**Problem to work on**
Your answer should be one number: the count of lines in these entries that hold the word "Zentral".

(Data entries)
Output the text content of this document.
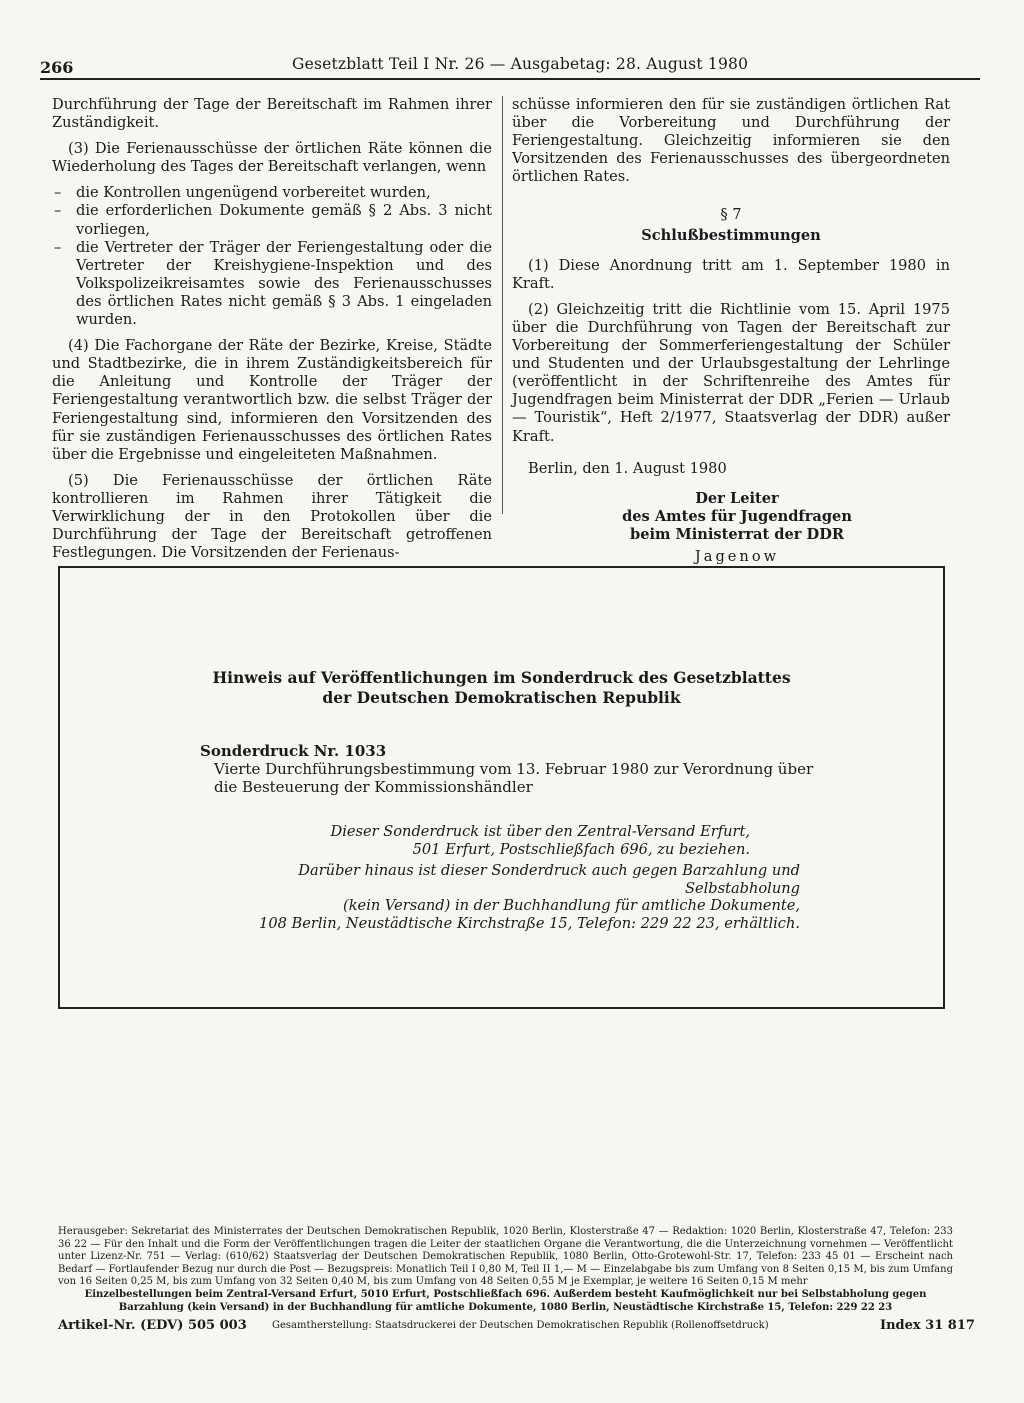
266	Gesetzblatt Teil I Nr. 26 — Ausgabetag: 28. August 1980

Durchführung der Tage der Bereitschaft im Rahmen ihrer Zuständigkeit.

(3) Die Ferienausschüsse der örtlichen Räte können die Wiederholung des Tages der Bereitschaft verlangen, wenn

– die Kontrollen ungenügend vorbereitet wurden,
– die erforderlichen Dokumente gemäß § 2 Abs. 3 nicht vorliegen,
– die Vertreter der Träger der Feriengestaltung oder die Vertreter der Kreishygiene-Inspektion und des Volkspolizeikreisamtes sowie des Ferienausschusses des örtlichen Rates nicht gemäß § 3 Abs. 1 eingeladen wurden.

(4) Die Fachorgane der Räte der Bezirke, Kreise, Städte und Stadtbezirke, die in ihrem Zuständigkeitsbereich für die Anleitung und Kontrolle der Träger der Feriengestaltung verantwortlich bzw. die selbst Träger der Feriengestaltung sind, informieren den Vorsitzenden des für sie zuständigen Ferienausschusses des örtlichen Rates über die Ergebnisse und eingeleiteten Maßnahmen.

(5) Die Ferienausschüsse der örtlichen Räte kontrollieren im Rahmen ihrer Tätigkeit die Verwirklichung der in den Protokollen über die Durchführung der Tage der Bereitschaft getroffenen Festlegungen. Die Vorsitzenden der Ferienaus-

schüsse informieren den für sie zuständigen örtlichen Rat über die Vorbereitung und Durchführung der Feriengestaltung. Gleichzeitig informieren sie den Vorsitzenden des Ferienausschusses des übergeordneten örtlichen Rates.

§ 7

Schlußbestimmungen

(1) Diese Anordnung tritt am 1. September 1980 in Kraft.

(2) Gleichzeitig tritt die Richtlinie vom 15. April 1975 über die Durchführung von Tagen der Bereitschaft zur Vorbereitung der Sommerferiengestaltung der Schüler und Studenten und der Urlaubsgestaltung der Lehrlinge (veröffentlicht in der Schriftenreihe des Amtes für Jugendfragen beim Ministerrat der DDR „Ferien — Urlaub — Touristik“, Heft 2/1977, Staatsverlag der DDR) außer Kraft.

Berlin, den 1. August 1980

Der Leiter
des Amtes für Jugendfragen
beim Ministerrat der DDR
Jagenow
Hinweis auf Veröffentlichungen im Sonderdruck des Gesetzblattes
der Deutschen Demokratischen Republik
Sonderdruck Nr. 1033
Vierte Durchführungsbestimmung vom 13. Februar 1980 zur Verordnung über die Besteuerung der Kommissionshändler
Dieser Sonderdruck ist über den Zentral-Versand Erfurt,
501 Erfurt, Postschließfach 696, zu beziehen.
Darüber hinaus ist dieser Sonderdruck auch gegen Barzahlung und Selbstabholung
(kein Versand) in der Buchhandlung für amtliche Dokumente,
108 Berlin, Neustädtische Kirchstraße 15, Telefon: 229 22 23, erhältlich.
Herausgeber: Sekretariat des Ministerrates der Deutschen Demokratischen Republik, 1020 Berlin, Klosterstraße 47 — Redaktion: 1020 Berlin, Klosterstraße 47, Telefon: 233 36 22 — Für den Inhalt und die Form der Veröffentlichungen tragen die Leiter der staatlichen Organe die Verantwortung, die die Unterzeichnung vornehmen — Veröffentlicht unter Lizenz-Nr. 751 — Verlag: (610/62) Staatsverlag der Deutschen Demokratischen Republik, 1080 Berlin, Otto-Grotewohl-Str. 17, Telefon: 233 45 01 — Erscheint nach Bedarf — Fortlaufender Bezug nur durch die Post — Bezugspreis: Monatlich Teil I 0,80 M, Teil II 1,— M — Einzelabgabe bis zum Umfang von 8 Seiten 0,15 M, bis zum Umfang von 16 Seiten 0,25 M, bis zum Umfang von 32 Seiten 0,40 M, bis zum Umfang von 48 Seiten 0,55 M je Exemplar, je weitere 16 Seiten 0,15 M mehr
Einzelbestellungen beim Zentral-Versand Erfurt, 5010 Erfurt, Postschließfach 696. Außerdem besteht Kaufmöglichkeit nur bei Selbstabholung gegen Barzahlung (kein Versand) in der Buchhandlung für amtliche Dokumente, 1080 Berlin, Neustädtische Kirchstraße 15, Telefon: 229 22 23
Artikel-Nr. (EDV) 505 003	Gesamtherstellung: Staatsdruckerei der Deutschen Demokratischen Republik (Rollenoffsetdruck)	Index 31 817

**Output of the exercise**
2